>> Begin

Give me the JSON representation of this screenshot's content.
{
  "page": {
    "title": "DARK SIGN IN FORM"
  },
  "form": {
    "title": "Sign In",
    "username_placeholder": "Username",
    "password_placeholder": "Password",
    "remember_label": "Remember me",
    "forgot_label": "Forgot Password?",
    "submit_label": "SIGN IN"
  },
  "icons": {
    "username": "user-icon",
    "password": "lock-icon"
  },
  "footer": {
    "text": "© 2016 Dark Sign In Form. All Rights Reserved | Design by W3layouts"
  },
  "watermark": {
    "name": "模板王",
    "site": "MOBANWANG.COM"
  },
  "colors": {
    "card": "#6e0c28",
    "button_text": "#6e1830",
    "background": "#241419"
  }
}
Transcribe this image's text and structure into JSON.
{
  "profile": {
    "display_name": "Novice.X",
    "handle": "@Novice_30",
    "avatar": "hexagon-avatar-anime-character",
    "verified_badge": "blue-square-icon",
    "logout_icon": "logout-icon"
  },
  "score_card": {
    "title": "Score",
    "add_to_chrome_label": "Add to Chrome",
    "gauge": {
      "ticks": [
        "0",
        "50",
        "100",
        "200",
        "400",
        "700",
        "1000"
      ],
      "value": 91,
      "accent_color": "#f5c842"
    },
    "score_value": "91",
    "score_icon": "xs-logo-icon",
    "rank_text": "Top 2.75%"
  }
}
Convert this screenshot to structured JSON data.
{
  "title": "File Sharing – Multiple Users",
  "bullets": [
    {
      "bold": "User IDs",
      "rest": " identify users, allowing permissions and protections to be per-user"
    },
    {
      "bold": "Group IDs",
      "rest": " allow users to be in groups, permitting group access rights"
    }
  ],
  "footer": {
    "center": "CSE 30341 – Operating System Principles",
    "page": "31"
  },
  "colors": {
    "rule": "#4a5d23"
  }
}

>> End

= DESCRIPTION OF THE TASK =
Your task is to output all of the data above word for word.

= REPLY TO THE EXERCISE =
Give me the JSON representation of this screenshot's content.
{
  "page": {
    "title": "DARK SIGN IN FORM"
  },
  "form": {
    "title": "Sign In",
    "username_placeholder": "Username",
    "password_placeholder": "Password",
    "remember_label": "Remember me",
    "forgot_label": "Forgot Password?",
    "submit_label": "SIGN IN"
  },
  "icons": {
    "username": "user-icon",
    "password": "lock-icon"
  },
  "footer": {
    "text": "© 2016 Dark Sign In Form. All Rights Reserved | Design by W3layouts"
  },
  "watermark": {
    "name": "模板王",
    "site": "MOBANWANG.COM"
  },
  "colors": {
    "card": "#6e0c28",
    "button_text": "#6e1830",
    "background": "#241419"
  }
}
Transcribe this image's text and structure into JSON.
{
  "profile": {
    "display_name": "Novice.X",
    "handle": "@Novice_30",
    "avatar": "hexagon-avatar-anime-character",
    "verified_badge": "blue-square-icon",
    "logout_icon": "logout-icon"
  },
  "score_card": {
    "title": "Score",
    "add_to_chrome_label": "Add to Chrome",
    "gauge": {
      "ticks": [
        "0",
        "50",
        "100",
        "200",
        "400",
        "700",
        "1000"
      ],
      "value": 91,
      "accent_color": "#f5c842"
    },
    "score_value": "91",
    "score_icon": "xs-logo-icon",
    "rank_text": "Top 2.75%"
  }
}
Convert this screenshot to structured JSON data.
{
  "title": "File Sharing – Multiple Users",
  "bullets": [
    {
      "bold": "User IDs",
      "rest": " identify users, allowing permissions and protections to be per-user"
    },
    {
      "bold": "Group IDs",
      "rest": " allow users to be in groups, permitting group access rights"
    }
  ],
  "footer": {
    "center": "CSE 30341 – Operating System Principles",
    "page": "31"
  },
  "colors": {
    "rule": "#4a5d23"
  }
}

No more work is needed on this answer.